EXERCISE DIRECTIONS >>
Select from the data all lines with the word "partial".

SUPPLIED MATERIAL >>
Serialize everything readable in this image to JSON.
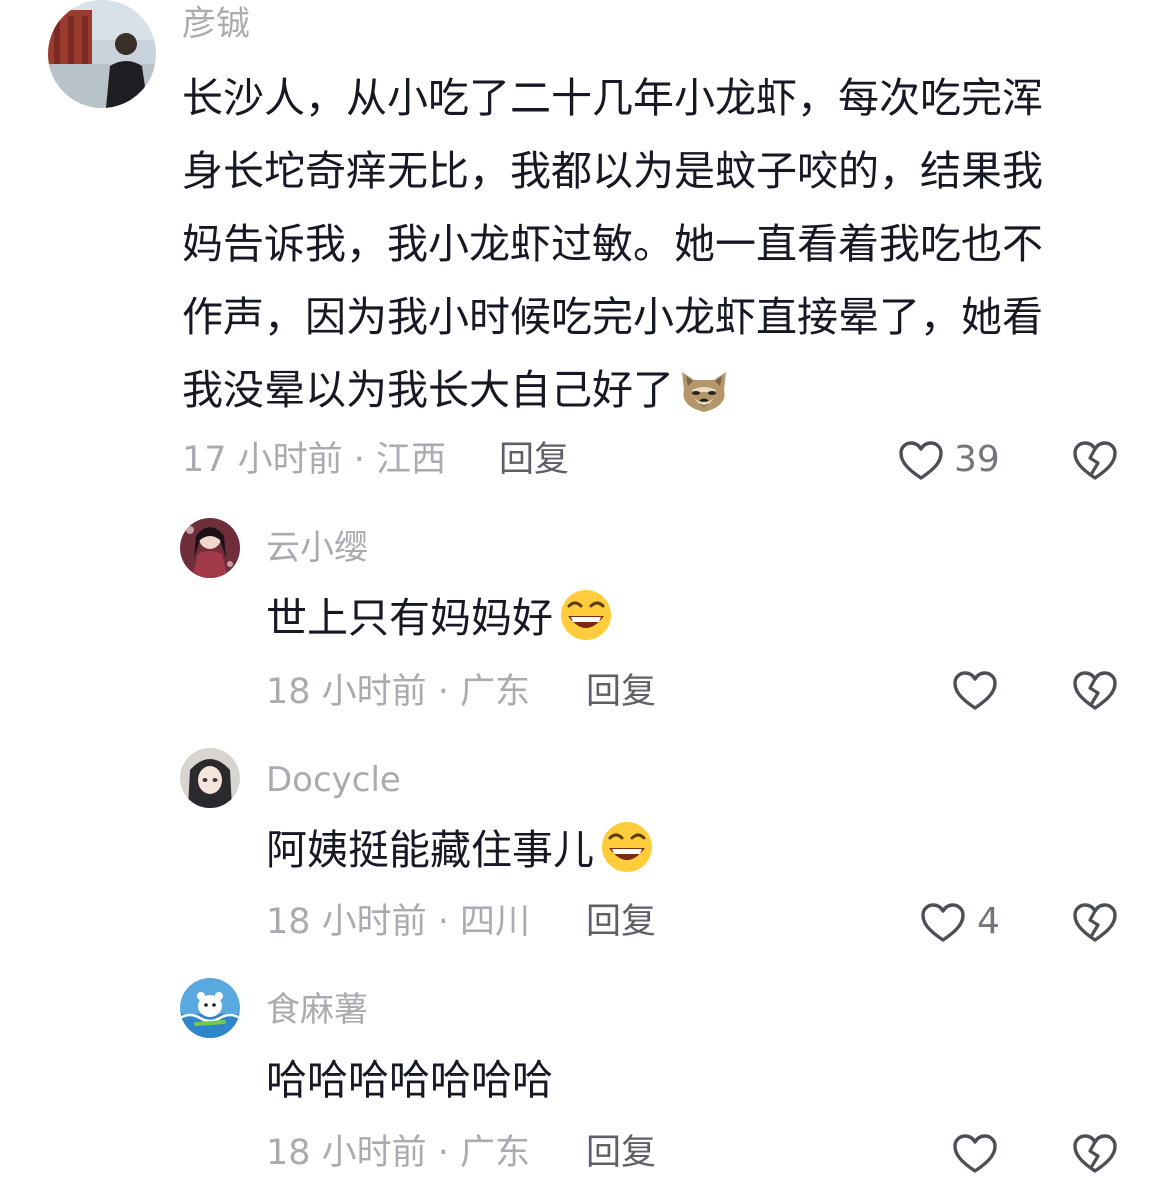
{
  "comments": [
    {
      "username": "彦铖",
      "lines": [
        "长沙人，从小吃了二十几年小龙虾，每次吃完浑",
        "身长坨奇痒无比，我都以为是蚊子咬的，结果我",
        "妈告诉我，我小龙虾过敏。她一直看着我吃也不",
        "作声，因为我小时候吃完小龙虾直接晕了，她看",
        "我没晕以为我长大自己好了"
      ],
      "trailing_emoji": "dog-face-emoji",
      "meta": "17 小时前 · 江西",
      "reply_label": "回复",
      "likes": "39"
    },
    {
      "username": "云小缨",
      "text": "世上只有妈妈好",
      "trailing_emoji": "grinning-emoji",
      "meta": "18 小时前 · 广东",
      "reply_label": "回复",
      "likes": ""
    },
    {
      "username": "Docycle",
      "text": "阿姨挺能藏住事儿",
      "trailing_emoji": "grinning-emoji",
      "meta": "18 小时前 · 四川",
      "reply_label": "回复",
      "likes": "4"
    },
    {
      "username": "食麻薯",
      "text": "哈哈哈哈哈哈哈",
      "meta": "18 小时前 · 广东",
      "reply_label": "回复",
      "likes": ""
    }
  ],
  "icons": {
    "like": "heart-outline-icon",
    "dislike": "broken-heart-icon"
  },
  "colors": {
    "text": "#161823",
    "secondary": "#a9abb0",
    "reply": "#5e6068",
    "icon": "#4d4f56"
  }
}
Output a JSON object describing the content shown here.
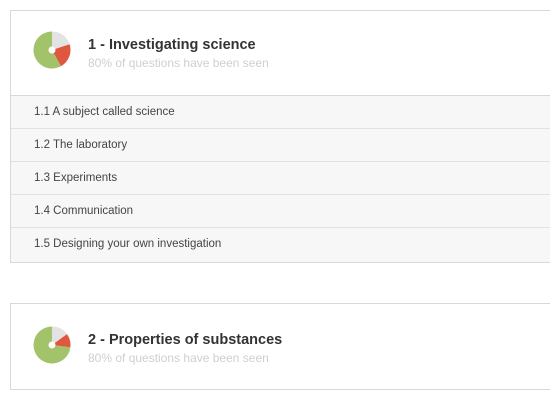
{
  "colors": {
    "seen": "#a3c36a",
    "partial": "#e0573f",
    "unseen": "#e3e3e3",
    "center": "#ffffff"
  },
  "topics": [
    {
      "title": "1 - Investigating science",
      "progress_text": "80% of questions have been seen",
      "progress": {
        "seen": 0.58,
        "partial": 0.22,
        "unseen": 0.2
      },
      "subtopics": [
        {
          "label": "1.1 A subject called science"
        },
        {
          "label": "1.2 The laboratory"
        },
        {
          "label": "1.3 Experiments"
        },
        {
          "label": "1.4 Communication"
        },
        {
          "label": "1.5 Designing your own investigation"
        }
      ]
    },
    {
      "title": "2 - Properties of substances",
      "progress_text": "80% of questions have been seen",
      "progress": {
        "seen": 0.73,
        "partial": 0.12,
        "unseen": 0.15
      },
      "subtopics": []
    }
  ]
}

RESULT OF THIS TASK >>
    "partial": "#e0573f",
        "partial": 0.22,
        "partial": 0.12,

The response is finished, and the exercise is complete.